▶ EXERCISE INSTRUCTIONS
Please give the listing again, word for word, with nothing left out.
[start]
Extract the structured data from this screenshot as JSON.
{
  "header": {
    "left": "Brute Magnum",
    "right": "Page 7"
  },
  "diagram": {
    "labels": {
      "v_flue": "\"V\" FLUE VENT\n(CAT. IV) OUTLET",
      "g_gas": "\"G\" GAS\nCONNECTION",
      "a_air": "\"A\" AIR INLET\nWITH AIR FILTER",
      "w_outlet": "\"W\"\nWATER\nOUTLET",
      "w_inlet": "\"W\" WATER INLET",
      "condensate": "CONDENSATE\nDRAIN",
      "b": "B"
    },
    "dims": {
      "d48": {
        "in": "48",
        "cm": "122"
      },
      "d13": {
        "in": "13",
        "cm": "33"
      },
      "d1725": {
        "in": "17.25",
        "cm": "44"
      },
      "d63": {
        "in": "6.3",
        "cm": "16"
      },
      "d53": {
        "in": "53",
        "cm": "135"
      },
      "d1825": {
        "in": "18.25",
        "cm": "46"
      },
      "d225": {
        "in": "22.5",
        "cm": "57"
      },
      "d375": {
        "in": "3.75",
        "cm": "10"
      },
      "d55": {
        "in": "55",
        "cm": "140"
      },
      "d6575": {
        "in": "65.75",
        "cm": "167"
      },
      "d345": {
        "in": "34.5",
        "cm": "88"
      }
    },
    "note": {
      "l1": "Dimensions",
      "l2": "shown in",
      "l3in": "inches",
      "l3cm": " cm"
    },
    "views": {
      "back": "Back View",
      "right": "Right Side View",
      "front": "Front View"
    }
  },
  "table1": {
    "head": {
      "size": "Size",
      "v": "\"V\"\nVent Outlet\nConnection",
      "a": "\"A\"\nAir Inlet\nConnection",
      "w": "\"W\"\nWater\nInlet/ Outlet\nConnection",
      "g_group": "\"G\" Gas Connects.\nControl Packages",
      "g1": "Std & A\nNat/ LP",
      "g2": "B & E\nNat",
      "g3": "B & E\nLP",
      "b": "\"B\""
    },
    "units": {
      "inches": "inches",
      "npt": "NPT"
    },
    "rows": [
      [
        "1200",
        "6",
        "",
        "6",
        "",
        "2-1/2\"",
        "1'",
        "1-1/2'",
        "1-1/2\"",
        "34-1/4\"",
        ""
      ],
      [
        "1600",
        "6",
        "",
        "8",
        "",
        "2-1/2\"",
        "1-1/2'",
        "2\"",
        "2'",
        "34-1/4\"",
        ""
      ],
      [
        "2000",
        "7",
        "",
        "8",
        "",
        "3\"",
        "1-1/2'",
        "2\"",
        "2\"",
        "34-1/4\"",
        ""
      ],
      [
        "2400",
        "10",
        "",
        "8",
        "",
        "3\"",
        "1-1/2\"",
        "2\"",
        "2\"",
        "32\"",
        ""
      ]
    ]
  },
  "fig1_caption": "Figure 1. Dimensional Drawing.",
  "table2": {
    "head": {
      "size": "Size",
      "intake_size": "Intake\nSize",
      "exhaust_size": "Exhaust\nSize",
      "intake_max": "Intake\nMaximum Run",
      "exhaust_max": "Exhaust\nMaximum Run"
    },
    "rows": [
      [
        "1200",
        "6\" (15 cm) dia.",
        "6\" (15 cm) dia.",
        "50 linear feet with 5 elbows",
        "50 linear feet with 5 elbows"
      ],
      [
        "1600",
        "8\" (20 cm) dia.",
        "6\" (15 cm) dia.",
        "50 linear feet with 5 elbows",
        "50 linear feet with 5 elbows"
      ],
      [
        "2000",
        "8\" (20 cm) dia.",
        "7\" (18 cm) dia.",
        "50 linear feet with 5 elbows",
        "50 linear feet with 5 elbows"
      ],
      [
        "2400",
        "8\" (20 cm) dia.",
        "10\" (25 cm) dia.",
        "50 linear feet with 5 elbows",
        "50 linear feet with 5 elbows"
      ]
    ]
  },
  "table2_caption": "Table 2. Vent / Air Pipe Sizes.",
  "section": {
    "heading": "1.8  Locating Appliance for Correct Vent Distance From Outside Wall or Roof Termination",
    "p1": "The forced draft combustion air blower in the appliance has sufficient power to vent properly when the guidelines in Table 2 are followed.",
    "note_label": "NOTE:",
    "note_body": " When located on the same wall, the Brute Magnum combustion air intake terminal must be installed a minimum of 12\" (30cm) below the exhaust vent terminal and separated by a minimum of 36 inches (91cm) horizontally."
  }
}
[end]
▶ OUTPUT OF THE TASK
Extract the structured data from this screenshot as JSON.
{
  "header": {
    "left": "Brute Magnum",
    "right": "Page 7"
  },
  "diagram": {
    "labels": {
      "v_flue": "\"V\" FLUE VENT\n(CAT. IV) OUTLET",
      "g_gas": "\"G\" GAS\nCONNECTION",
      "a_air": "\"A\" AIR INLET\nWITH AIR FILTER",
      "w_outlet": "\"W\"\nWATER\nOUTLET",
      "w_inlet": "\"W\" WATER INLET",
      "condensate": "CONDENSATE\nDRAIN",
      "b": "B"
    },
    "dims": {
      "d48": {
        "in": "48",
        "cm": "122"
      },
      "d13": {
        "in": "13",
        "cm": "33"
      },
      "d1725": {
        "in": "17.25",
        "cm": "44"
      },
      "d63": {
        "in": "6.3",
        "cm": "16"
      },
      "d53": {
        "in": "53",
        "cm": "135"
      },
      "d1825": {
        "in": "18.25",
        "cm": "46"
      },
      "d225": {
        "in": "22.5",
        "cm": "57"
      },
      "d375": {
        "in": "3.75",
        "cm": "10"
      },
      "d55": {
        "in": "55",
        "cm": "140"
      },
      "d6575": {
        "in": "65.75",
        "cm": "167"
      },
      "d345": {
        "in": "34.5",
        "cm": "88"
      }
    },
    "note": {
      "l1": "Dimensions",
      "l2": "shown in",
      "l3in": "inches",
      "l3cm": " cm"
    },
    "views": {
      "back": "Back View",
      "right": "Right Side View",
      "front": "Front View"
    }
  },
  "table1": {
    "head": {
      "size": "Size",
      "v": "\"V\"\nVent Outlet\nConnection",
      "a": "\"A\"\nAir Inlet\nConnection",
      "w": "\"W\"\nWater\nInlet/ Outlet\nConnection",
      "g_group": "\"G\" Gas Connects.\nControl Packages",
      "g1": "Std & A\nNat/ LP",
      "g2": "B & E\nNat",
      "g3": "B & E\nLP",
      "b": "\"B\""
    },
    "units": {
      "inches": "inches",
      "npt": "NPT"
    },
    "rows": [
      [
        "1200",
        "6",
        "",
        "6",
        "",
        "2-1/2\"",
        "1'",
        "1-1/2'",
        "1-1/2\"",
        "34-1/4\"",
        ""
      ],
      [
        "1600",
        "6",
        "",
        "8",
        "",
        "2-1/2\"",
        "1-1/2'",
        "2\"",
        "2'",
        "34-1/4\"",
        ""
      ],
      [
        "2000",
        "7",
        "",
        "8",
        "",
        "3\"",
        "1-1/2'",
        "2\"",
        "2\"",
        "34-1/4\"",
        ""
      ],
      [
        "2400",
        "10",
        "",
        "8",
        "",
        "3\"",
        "1-1/2\"",
        "2\"",
        "2\"",
        "32\"",
        ""
      ]
    ]
  },
  "fig1_caption": "Figure 1. Dimensional Drawing.",
  "table2": {
    "head": {
      "size": "Size",
      "intake_size": "Intake\nSize",
      "exhaust_size": "Exhaust\nSize",
      "intake_max": "Intake\nMaximum Run",
      "exhaust_max": "Exhaust\nMaximum Run"
    },
    "rows": [
      [
        "1200",
        "6\" (15 cm) dia.",
        "6\" (15 cm) dia.",
        "50 linear feet with 5 elbows",
        "50 linear feet with 5 elbows"
      ],
      [
        "1600",
        "8\" (20 cm) dia.",
        "6\" (15 cm) dia.",
        "50 linear feet with 5 elbows",
        "50 linear feet with 5 elbows"
      ],
      [
        "2000",
        "8\" (20 cm) dia.",
        "7\" (18 cm) dia.",
        "50 linear feet with 5 elbows",
        "50 linear feet with 5 elbows"
      ],
      [
        "2400",
        "8\" (20 cm) dia.",
        "10\" (25 cm) dia.",
        "50 linear feet with 5 elbows",
        "50 linear feet with 5 elbows"
      ]
    ]
  },
  "table2_caption": "Table 2. Vent / Air Pipe Sizes.",
  "section": {
    "heading": "1.8  Locating Appliance for Correct Vent Distance From Outside Wall or Roof Termination",
    "p1": "The forced draft combustion air blower in the appliance has sufficient power to vent properly when the guidelines in Table 2 are followed.",
    "note_label": "NOTE:",
    "note_body": " When located on the same wall, the Brute Magnum combustion air intake terminal must be installed a minimum of 12\" (30cm) below the exhaust vent terminal and separated by a minimum of 36 inches (91cm) horizontally."
  }
}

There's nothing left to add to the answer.